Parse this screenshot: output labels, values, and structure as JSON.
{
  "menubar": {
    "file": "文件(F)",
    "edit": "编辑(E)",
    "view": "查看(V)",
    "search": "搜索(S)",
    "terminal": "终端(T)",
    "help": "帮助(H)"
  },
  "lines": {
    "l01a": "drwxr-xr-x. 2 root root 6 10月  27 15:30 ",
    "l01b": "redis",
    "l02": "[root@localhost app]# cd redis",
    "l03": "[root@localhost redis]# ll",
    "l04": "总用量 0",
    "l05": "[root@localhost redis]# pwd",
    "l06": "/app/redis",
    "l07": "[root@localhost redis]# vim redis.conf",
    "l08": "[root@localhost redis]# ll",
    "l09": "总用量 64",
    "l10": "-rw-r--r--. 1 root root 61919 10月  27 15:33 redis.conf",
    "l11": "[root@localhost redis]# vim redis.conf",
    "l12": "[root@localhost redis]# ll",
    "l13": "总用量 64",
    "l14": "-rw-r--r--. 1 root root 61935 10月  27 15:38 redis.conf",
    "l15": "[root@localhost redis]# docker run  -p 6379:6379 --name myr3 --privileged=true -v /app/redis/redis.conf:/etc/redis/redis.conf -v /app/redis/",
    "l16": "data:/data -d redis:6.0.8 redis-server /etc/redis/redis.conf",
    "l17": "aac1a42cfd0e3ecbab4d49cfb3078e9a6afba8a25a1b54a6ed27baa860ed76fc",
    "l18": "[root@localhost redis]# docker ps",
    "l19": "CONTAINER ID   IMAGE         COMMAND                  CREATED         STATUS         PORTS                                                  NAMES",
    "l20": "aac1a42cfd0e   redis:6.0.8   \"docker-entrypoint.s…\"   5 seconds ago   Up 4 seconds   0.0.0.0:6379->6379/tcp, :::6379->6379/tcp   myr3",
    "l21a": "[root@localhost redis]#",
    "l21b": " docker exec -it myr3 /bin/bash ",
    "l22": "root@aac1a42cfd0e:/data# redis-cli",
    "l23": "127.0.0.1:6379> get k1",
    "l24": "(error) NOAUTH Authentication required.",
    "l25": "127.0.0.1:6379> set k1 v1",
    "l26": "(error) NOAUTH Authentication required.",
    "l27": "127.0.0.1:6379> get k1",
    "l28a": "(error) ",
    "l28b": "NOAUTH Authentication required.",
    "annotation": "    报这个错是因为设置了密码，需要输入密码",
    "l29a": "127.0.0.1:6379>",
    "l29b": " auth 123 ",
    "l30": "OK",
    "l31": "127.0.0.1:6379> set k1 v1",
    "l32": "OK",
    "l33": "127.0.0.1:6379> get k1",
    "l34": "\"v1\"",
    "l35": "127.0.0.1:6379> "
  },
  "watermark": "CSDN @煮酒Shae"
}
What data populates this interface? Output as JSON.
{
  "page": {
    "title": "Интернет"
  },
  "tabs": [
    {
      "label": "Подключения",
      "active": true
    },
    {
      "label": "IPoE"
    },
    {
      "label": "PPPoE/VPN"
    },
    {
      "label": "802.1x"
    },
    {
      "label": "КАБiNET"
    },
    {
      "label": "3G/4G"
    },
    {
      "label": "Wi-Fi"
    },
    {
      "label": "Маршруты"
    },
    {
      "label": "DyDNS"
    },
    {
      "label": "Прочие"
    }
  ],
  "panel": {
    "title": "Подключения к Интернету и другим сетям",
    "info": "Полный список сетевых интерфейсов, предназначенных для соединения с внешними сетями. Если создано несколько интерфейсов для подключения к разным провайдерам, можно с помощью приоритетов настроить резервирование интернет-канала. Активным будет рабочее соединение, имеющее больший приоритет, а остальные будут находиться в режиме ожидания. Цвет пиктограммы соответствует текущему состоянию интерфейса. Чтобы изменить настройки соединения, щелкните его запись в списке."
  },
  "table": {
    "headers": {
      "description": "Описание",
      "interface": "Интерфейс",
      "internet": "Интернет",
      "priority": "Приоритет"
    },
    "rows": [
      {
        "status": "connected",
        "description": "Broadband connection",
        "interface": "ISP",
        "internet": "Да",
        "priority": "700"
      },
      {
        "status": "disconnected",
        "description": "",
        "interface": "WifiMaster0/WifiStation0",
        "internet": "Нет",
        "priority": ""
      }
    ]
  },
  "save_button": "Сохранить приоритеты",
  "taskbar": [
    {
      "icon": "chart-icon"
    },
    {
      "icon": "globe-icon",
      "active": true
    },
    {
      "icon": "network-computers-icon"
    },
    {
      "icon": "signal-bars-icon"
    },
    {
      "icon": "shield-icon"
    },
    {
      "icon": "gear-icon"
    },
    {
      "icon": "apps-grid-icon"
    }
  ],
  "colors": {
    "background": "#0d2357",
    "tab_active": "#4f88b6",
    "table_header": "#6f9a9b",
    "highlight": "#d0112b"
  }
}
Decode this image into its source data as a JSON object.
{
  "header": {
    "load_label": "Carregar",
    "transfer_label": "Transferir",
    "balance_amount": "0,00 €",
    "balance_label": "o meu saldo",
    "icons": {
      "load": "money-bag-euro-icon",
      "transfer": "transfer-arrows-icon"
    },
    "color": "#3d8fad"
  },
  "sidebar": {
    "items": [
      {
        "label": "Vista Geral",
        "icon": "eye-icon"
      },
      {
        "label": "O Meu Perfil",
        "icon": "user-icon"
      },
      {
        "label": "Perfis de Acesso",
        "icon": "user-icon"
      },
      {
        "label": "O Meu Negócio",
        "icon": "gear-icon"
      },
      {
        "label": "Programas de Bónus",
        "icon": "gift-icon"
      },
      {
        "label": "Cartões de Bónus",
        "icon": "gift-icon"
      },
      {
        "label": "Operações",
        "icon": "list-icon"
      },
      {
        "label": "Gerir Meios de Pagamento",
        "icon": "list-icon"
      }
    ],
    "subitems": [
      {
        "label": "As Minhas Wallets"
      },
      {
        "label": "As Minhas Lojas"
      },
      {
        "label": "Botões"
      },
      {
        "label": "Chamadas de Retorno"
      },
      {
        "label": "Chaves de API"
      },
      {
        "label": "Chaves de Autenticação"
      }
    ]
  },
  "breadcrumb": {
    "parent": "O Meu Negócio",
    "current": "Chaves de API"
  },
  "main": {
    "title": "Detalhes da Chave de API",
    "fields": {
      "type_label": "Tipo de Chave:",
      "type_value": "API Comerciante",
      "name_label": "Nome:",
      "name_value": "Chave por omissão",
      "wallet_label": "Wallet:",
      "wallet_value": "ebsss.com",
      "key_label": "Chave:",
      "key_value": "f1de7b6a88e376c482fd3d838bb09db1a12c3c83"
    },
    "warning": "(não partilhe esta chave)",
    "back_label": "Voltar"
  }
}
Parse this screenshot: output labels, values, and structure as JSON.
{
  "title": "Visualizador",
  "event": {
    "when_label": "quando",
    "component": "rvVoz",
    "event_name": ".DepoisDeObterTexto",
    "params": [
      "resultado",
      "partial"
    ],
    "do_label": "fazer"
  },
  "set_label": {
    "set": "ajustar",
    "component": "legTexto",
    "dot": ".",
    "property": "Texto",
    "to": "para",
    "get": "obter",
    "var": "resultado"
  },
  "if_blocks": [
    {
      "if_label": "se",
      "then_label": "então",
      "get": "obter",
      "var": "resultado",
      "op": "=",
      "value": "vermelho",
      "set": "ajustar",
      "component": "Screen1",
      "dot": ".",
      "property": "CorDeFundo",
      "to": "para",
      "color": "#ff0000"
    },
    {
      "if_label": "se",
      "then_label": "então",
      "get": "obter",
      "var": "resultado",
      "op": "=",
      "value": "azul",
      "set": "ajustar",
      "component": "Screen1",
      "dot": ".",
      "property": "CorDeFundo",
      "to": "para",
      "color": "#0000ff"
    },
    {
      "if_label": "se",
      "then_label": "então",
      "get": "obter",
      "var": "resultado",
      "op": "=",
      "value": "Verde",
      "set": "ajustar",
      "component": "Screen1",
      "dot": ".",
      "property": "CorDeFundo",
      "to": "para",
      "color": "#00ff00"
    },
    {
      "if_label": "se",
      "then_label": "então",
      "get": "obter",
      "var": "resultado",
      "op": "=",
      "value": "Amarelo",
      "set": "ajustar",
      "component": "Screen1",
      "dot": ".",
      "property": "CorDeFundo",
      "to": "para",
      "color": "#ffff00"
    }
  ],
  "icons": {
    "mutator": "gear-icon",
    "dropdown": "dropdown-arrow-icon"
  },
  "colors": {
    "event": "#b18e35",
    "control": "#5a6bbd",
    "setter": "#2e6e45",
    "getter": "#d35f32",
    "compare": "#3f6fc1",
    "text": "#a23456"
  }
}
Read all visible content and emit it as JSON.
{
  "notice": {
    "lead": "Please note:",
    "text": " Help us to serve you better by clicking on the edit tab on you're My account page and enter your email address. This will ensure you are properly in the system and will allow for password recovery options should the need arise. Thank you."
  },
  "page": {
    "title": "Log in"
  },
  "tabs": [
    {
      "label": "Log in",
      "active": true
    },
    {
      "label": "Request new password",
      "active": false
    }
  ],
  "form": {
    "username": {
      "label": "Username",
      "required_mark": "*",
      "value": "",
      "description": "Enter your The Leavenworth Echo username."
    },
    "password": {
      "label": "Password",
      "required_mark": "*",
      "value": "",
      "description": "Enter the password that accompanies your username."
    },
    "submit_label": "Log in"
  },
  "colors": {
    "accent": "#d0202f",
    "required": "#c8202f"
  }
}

_ _ _ _

▸ **Aim of the exercise**:
Copy all the lines above that hold the string "edit".

▸ **Response to the task**:
    "edit": "编辑(E)",
    "text": " Help us to serve you better by clicking on the edit tab on you're My account page and enter your email address. This will ensure you are properly in the system and will allow for password recovery options should the need arise. Thank you."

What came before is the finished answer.